* Start DATA EXCERPTS *
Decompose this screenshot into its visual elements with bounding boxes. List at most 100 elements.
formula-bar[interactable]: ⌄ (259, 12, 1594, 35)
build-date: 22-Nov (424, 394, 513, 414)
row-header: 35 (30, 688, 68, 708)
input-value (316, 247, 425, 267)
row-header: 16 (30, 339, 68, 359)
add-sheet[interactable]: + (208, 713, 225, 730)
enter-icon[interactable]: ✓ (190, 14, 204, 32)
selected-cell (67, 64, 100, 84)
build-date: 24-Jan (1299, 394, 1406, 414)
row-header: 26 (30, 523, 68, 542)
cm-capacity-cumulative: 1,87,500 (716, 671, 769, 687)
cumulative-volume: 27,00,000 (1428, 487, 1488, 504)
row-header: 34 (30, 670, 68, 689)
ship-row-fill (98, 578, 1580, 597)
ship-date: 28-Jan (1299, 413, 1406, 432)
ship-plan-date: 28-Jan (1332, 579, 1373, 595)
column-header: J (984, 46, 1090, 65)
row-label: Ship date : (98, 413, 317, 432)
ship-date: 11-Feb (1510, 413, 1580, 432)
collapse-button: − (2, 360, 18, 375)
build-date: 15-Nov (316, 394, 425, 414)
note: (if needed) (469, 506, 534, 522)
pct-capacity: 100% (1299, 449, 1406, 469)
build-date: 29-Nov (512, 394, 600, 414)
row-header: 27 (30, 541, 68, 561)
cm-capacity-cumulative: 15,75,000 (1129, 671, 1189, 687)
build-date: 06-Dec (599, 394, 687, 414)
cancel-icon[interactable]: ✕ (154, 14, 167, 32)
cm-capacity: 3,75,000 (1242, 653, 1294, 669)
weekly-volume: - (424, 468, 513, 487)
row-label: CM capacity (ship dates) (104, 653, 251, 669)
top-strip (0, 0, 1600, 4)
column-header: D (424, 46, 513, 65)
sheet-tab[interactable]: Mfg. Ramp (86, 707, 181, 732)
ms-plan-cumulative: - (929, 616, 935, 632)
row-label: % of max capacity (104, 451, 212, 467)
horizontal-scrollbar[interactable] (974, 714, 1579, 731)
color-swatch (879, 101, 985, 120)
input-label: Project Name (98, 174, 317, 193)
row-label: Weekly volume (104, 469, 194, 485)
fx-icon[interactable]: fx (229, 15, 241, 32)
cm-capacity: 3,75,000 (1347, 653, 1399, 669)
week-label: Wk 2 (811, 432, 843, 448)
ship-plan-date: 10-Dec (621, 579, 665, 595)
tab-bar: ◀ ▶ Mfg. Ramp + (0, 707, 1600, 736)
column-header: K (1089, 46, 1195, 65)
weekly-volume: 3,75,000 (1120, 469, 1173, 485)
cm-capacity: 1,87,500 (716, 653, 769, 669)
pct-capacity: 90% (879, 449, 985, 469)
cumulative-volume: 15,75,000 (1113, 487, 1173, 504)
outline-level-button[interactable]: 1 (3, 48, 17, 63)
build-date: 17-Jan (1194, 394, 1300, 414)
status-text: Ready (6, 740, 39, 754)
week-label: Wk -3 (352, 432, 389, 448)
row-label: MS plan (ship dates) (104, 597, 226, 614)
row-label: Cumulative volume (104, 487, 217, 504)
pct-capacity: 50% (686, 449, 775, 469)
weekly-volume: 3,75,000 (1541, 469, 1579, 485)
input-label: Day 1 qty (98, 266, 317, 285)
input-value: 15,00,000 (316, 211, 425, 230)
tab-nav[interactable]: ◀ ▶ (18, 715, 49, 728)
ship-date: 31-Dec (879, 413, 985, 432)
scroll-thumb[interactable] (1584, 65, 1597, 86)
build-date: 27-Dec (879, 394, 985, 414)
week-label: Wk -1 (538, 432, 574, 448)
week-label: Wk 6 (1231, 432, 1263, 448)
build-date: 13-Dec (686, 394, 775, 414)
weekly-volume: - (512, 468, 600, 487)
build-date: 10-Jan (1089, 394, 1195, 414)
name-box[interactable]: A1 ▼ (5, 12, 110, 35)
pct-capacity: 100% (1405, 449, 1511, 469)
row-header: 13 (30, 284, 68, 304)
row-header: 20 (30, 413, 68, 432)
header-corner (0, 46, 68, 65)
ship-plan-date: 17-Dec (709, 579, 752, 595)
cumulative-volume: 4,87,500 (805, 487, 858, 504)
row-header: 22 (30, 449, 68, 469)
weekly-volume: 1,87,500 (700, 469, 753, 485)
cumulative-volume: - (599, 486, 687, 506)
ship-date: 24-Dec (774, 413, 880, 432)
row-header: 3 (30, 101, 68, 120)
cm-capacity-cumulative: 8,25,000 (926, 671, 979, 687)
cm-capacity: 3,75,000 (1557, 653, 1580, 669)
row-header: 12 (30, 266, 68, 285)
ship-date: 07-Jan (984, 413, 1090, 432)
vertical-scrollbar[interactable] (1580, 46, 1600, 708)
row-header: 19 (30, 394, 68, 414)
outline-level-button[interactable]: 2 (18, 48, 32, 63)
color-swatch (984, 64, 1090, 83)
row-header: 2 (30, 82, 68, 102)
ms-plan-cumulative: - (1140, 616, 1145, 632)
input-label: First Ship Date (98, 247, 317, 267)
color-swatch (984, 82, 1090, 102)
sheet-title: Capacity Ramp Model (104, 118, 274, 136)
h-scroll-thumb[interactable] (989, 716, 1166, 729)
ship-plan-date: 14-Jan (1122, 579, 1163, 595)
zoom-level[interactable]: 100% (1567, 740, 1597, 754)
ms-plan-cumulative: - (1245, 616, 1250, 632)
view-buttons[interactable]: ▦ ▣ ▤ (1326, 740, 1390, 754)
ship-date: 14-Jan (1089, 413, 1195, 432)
* End DATA EXCERPTS *
◆ **WORK TO COMPLETE**
Copy the records above word for word, line by line, without changing anything.

◆ **WRITTEN RESPONSE**
Decompose this screenshot into its visual elements with bounding boxes. List at most 100 elements.
formula-bar[interactable]: ⌄ (259, 12, 1594, 35)
build-date: 22-Nov (424, 394, 513, 414)
row-header: 35 (30, 688, 68, 708)
input-value (316, 247, 425, 267)
row-header: 16 (30, 339, 68, 359)
add-sheet[interactable]: + (208, 713, 225, 730)
enter-icon[interactable]: ✓ (190, 14, 204, 32)
selected-cell (67, 64, 100, 84)
build-date: 24-Jan (1299, 394, 1406, 414)
row-header: 26 (30, 523, 68, 542)
cm-capacity-cumulative: 1,87,500 (716, 671, 769, 687)
cumulative-volume: 27,00,000 (1428, 487, 1488, 504)
row-header: 34 (30, 670, 68, 689)
ship-row-fill (98, 578, 1580, 597)
ship-date: 28-Jan (1299, 413, 1406, 432)
ship-plan-date: 28-Jan (1332, 579, 1373, 595)
column-header: J (984, 46, 1090, 65)
row-label: Ship date : (98, 413, 317, 432)
ship-date: 11-Feb (1510, 413, 1580, 432)
collapse-button: − (2, 360, 18, 375)
build-date: 15-Nov (316, 394, 425, 414)
note: (if needed) (469, 506, 534, 522)
pct-capacity: 100% (1299, 449, 1406, 469)
build-date: 29-Nov (512, 394, 600, 414)
row-header: 27 (30, 541, 68, 561)
cm-capacity-cumulative: 15,75,000 (1129, 671, 1189, 687)
build-date: 06-Dec (599, 394, 687, 414)
cancel-icon[interactable]: ✕ (154, 14, 167, 32)
cm-capacity: 3,75,000 (1242, 653, 1294, 669)
weekly-volume: - (424, 468, 513, 487)
row-label: CM capacity (ship dates) (104, 653, 251, 669)
top-strip (0, 0, 1600, 4)
column-header: D (424, 46, 513, 65)
sheet-tab[interactable]: Mfg. Ramp (86, 707, 181, 732)
ms-plan-cumulative: - (929, 616, 935, 632)
row-label: % of max capacity (104, 451, 212, 467)
horizontal-scrollbar[interactable] (974, 714, 1579, 731)
color-swatch (879, 101, 985, 120)
input-label: Project Name (98, 174, 317, 193)
row-label: Weekly volume (104, 469, 194, 485)
fx-icon[interactable]: fx (229, 15, 241, 32)
cm-capacity: 3,75,000 (1347, 653, 1399, 669)
week-label: Wk 2 (811, 432, 843, 448)
ship-plan-date: 10-Dec (621, 579, 665, 595)
tab-bar: ◀ ▶ Mfg. Ramp + (0, 707, 1600, 736)
column-header: K (1089, 46, 1195, 65)
weekly-volume: 3,75,000 (1120, 469, 1173, 485)
cm-capacity: 1,87,500 (716, 653, 769, 669)
pct-capacity: 90% (879, 449, 985, 469)
cumulative-volume: 15,75,000 (1113, 487, 1173, 504)
outline-level-button[interactable]: 1 (3, 48, 17, 63)
build-date: 17-Jan (1194, 394, 1300, 414)
status-text: Ready (6, 740, 39, 754)
week-label: Wk -3 (352, 432, 389, 448)
row-label: MS plan (ship dates) (104, 597, 226, 614)
row-label: Cumulative volume (104, 487, 217, 504)
pct-capacity: 50% (686, 449, 775, 469)
weekly-volume: 3,75,000 (1541, 469, 1579, 485)
input-label: Day 1 qty (98, 266, 317, 285)
input-value: 15,00,000 (316, 211, 425, 230)
tab-nav[interactable]: ◀ ▶ (18, 715, 49, 728)
ship-date: 31-Dec (879, 413, 985, 432)
scroll-thumb[interactable] (1584, 65, 1597, 86)
build-date: 27-Dec (879, 394, 985, 414)
week-label: Wk -1 (538, 432, 574, 448)
week-label: Wk 6 (1231, 432, 1263, 448)
build-date: 13-Dec (686, 394, 775, 414)
weekly-volume: - (512, 468, 600, 487)
build-date: 10-Jan (1089, 394, 1195, 414)
name-box[interactable]: A1 ▼ (5, 12, 110, 35)
pct-capacity: 100% (1405, 449, 1511, 469)
row-header: 13 (30, 284, 68, 304)
row-header: 20 (30, 413, 68, 432)
header-corner (0, 46, 68, 65)
ship-plan-date: 17-Dec (709, 579, 752, 595)
cumulative-volume: 4,87,500 (805, 487, 858, 504)
row-header: 22 (30, 449, 68, 469)
weekly-volume: 1,87,500 (700, 469, 753, 485)
cumulative-volume: - (599, 486, 687, 506)
ship-date: 24-Dec (774, 413, 880, 432)
row-header: 3 (30, 101, 68, 120)
cm-capacity-cumulative: 8,25,000 (926, 671, 979, 687)
cm-capacity: 3,75,000 (1557, 653, 1580, 669)
row-header: 12 (30, 266, 68, 285)
ship-date: 07-Jan (984, 413, 1090, 432)
vertical-scrollbar[interactable] (1580, 46, 1600, 708)
row-header: 19 (30, 394, 68, 414)
outline-level-button[interactable]: 2 (18, 48, 32, 63)
color-swatch (984, 64, 1090, 83)
row-header: 2 (30, 82, 68, 102)
ms-plan-cumulative: - (1140, 616, 1145, 632)
input-label: First Ship Date (98, 247, 317, 267)
color-swatch (984, 82, 1090, 102)
sheet-title: Capacity Ramp Model (104, 118, 274, 136)
h-scroll-thumb[interactable] (989, 716, 1166, 729)
ship-plan-date: 14-Jan (1122, 579, 1163, 595)
zoom-level[interactable]: 100% (1567, 740, 1597, 754)
ms-plan-cumulative: - (1245, 616, 1250, 632)
view-buttons[interactable]: ▦ ▣ ▤ (1326, 740, 1390, 754)
ship-date: 14-Jan (1089, 413, 1195, 432)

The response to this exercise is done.